• [LIST OF TASKS]
**a)** Write out the homeownership piece from the words containing "- In 2008, the" through "the Great Depression.", word for word.
**b)** Continue the homeownership piece from where it stops.

• [EXTRACT TO READ]
•••

Homeownership backlash is starting now that we’re far into an economic expansion and close to an election.
Does homeownership undermine growth, fairness and public faith in capitalism as The Economist suggested this week? Or is it still the stuff of stable American dreams? Let’s debate a few points.
Socialist Millennials Must Wake Up To Housing Reality
Baby Boomers with a median age of 35 in 1990 owned one-third of America’s real estate by value. In 2019, Millennials with a median age of 31 own just 4%. The Economist said this helps explain why Millennials are embracing socialism.
Yes, the stat is stark, but would-be socialists may already have what they’re embracing.
Socialism is when the government controls companies, and we’ve had an increasing degree of this for decades in American housing as the government has tried to help us.
- In 1934, the government created the Federal Housing Administration to standardize and insure loan approvals, and improve homebuilding standards.
- In 1938, the government created Fannie Mae to buy FHA insured loans and encourage banks and lenders to lend more by buying their loans.
- In 1949, the government set a goal to fund private companies to build 810,000 housing units to improve living conditions for Americans.
- In 1968, the government deepened its commitment to “a decent home and a suitable living environment for every American family” by setting a goal to construct or rehabilitate 26 million housing units.
- In 1970, Freddie Mac was created to assist Fannie Mae in providing market liquidity so banks and lenders could lend more.
- In 2008, the government straight up took control of U.S. housing by taking over Fannie Mae and Freddie Mac to ensure housing stability during the worst financial crisis since the Great Depression.
- Since 2008, government-controlled Fannie Mae and Freddie Mac have approved loans well beyond what post-crisis regulations allow.
Did the government and private companies hit their 1949 and 1968 homebuilding goals? No.
But increasing government housing assistance for decades demonstrates a clear goal of helping people achieve the American Dream of homeownership.
So if fairness is the perceived problem in homeownership today, financial and housing literacy is the solution.
Rent vs. Buy Math For 8 U.S. Markets In 2020
There’s a counterargument for every headline stat like the one above about boomers eroding Millennial homeownership confidence.
Today I counter that with this: U.S. renters paid $4.5 trillion in rent in the 2010s, and $512 billion in 2019 alone.

•••

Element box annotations
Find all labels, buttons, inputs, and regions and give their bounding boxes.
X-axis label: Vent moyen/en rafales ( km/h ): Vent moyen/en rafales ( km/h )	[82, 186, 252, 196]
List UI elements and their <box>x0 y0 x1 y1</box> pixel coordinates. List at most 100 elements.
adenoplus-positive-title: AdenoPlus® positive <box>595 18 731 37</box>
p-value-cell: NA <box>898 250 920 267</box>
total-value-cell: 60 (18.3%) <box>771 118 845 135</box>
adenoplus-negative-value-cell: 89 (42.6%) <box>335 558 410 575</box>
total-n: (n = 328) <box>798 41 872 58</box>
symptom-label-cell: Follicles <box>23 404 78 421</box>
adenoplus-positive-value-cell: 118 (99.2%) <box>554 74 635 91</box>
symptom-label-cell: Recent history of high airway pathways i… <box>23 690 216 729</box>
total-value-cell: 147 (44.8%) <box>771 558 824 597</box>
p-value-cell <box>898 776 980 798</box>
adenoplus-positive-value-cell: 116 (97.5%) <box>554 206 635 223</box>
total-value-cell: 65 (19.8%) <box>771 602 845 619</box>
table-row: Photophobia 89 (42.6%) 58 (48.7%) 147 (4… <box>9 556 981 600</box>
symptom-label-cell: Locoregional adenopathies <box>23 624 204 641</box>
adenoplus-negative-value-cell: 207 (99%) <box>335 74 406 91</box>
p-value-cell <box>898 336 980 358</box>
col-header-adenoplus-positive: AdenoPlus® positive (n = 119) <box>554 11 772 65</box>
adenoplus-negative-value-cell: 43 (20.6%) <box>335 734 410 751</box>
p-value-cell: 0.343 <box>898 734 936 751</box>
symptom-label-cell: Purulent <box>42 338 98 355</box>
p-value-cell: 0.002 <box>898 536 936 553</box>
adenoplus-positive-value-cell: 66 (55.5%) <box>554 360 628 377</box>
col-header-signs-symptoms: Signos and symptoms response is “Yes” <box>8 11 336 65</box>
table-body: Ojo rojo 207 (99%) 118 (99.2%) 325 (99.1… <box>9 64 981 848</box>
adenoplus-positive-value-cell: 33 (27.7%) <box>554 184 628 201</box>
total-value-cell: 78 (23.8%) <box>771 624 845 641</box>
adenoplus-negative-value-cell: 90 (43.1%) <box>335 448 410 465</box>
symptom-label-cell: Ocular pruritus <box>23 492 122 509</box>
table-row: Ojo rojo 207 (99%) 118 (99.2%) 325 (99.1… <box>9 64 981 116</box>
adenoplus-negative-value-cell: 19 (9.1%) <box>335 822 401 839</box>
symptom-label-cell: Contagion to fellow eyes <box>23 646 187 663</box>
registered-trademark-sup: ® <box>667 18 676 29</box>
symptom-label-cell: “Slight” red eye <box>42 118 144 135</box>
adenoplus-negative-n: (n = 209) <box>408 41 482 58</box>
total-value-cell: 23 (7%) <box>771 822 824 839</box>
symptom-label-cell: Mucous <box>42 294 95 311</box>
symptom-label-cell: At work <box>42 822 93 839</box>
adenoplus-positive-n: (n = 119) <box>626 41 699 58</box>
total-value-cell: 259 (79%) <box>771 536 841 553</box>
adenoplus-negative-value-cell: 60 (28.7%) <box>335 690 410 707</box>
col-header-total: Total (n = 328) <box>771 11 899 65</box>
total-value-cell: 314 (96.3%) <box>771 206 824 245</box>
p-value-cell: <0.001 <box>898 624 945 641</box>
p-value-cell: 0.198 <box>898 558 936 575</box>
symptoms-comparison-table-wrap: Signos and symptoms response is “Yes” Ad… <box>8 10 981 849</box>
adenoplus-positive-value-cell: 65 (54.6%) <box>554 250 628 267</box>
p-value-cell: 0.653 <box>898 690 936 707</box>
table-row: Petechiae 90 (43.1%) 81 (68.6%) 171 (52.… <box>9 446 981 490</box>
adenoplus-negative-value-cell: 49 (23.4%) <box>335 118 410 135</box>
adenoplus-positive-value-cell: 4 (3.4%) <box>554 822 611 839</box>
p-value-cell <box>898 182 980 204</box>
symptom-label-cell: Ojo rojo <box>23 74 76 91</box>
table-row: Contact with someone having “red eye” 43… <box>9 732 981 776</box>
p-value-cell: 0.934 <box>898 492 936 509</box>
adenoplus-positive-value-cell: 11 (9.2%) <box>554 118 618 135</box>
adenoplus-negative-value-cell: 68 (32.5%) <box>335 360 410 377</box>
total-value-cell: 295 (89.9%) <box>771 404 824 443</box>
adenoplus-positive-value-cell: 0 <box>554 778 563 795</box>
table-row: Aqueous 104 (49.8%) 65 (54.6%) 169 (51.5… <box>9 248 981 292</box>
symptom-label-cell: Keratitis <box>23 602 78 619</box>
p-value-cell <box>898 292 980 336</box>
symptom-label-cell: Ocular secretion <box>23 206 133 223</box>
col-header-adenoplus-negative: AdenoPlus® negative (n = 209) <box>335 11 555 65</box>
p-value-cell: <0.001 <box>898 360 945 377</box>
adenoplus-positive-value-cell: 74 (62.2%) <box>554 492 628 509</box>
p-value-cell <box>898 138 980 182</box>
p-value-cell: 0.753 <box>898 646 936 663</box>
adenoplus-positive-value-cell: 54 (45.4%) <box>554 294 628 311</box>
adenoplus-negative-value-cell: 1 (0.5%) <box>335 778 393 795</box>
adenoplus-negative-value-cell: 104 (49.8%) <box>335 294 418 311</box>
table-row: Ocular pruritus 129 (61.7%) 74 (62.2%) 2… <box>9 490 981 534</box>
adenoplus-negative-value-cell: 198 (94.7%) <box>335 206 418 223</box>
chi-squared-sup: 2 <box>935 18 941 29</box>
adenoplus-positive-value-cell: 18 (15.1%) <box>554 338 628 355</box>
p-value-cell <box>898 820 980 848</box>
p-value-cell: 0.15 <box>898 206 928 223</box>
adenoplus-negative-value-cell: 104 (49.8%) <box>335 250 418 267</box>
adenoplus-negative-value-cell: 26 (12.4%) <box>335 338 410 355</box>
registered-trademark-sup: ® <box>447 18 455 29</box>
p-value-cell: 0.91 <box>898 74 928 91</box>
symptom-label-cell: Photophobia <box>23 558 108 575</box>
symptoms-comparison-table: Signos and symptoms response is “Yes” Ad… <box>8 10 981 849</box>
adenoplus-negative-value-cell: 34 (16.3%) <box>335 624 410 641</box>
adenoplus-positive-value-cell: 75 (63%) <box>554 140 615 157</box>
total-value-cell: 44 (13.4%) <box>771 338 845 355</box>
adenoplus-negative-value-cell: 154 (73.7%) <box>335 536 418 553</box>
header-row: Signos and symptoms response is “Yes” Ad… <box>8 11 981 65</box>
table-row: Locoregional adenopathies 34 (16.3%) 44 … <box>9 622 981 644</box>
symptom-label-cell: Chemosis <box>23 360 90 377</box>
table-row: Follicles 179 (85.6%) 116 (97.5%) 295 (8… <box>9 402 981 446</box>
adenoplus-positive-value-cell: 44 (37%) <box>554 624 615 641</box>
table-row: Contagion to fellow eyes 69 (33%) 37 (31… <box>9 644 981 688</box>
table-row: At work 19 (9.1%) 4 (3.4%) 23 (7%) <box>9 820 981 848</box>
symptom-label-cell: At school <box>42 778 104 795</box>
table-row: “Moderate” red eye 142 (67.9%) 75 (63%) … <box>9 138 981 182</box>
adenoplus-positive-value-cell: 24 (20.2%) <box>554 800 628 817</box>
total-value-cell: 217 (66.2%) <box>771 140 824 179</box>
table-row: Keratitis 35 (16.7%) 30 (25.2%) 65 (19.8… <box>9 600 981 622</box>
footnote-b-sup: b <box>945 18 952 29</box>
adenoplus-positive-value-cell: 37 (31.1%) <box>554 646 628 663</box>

•••

• [ANSWERS BY TASK]
**a)**
- In 2008, the government straight up took control of U.S. housing by taking over Fannie Mae and Freddie Mac to ensure housing stability during the worst financial crisis since the Great Depression.

**b)**
But headline sparring doesn’t matter in housing where everything is a local ground game.
I recently analyzed mortgage vs. rent payments in Zillow’s four hottest and coldest cities for 2020. The hot/cold rankings are based on expectations of whether housing markets outperform or underperform in 2020.
The image below shows mortgage vs. rent payments are similar in five of these eight markets, and owning beats renting in three of America’s “hottest” four markets.
Note: I didn’t calculate any homeowner tax benefit into these scenarios.*
What Is Fairness In A Socialist-Capitalist Market?
But the down payment you used is too high!
Yep, heard that one. Heard them all.
Of the five markets where mortgage vs. rent payments are similar, the similarity holds using 5% down, except for Austin.
In Austin, the most expensive of today’s hot/affordable markets, a household with $600 of car, student loan, or other non-housing debt would need to make $80,000 per year to afford the median house with 5% down. Not insurmountable, especially in a job market that hot.
These scenarios are illustrative for debate, but scenario sparring also doesn’t matter in the local ground game of housing.
Only individual borrower and property profiles matter in home buying.
No matter what anyone thinks, 6-plus million people will buy existing or new homes this year as they build their personal and financial lives.
If people with less cash can’t put 5% down and must rent, that’s fine.
And it’s a stretch to call it unfair, especially in a global political context where homeownership isn’t government-subsidized and 5% down isn’t even on the radar.
Bottom line: U.S. housing is socialized to consumers’ benefit.
‘The Sharing Economy’ In Housing Is Nonsense
We’ve tackled whether U.S. housing undermines fairness and faith in capitalism. Now let’s look at whether it undermines growth.
One tired political argument says homeowners don’t move for better jobs or start new businesses. This doesn’t hold in the mobile era. Technology and competition for talent will power the remote work trend ever faster. Increasingly, people can live where they want without risking opportunities or options.
Another argument says Millennials and Gen Z are sharing economy natives who are fine with housing being rented like music, TV and rides around town.
This is nonsense for three reasons:
- Even if someone is working on TikTok stardom in a collab house today, they’ll succeed and move or fail and move. Or they’re the lucky landlord for their crew.
- Shared appreciation or rent-to-own models cater to this demographic with “be flexible” marketing, but the underlying goal is still homeownership.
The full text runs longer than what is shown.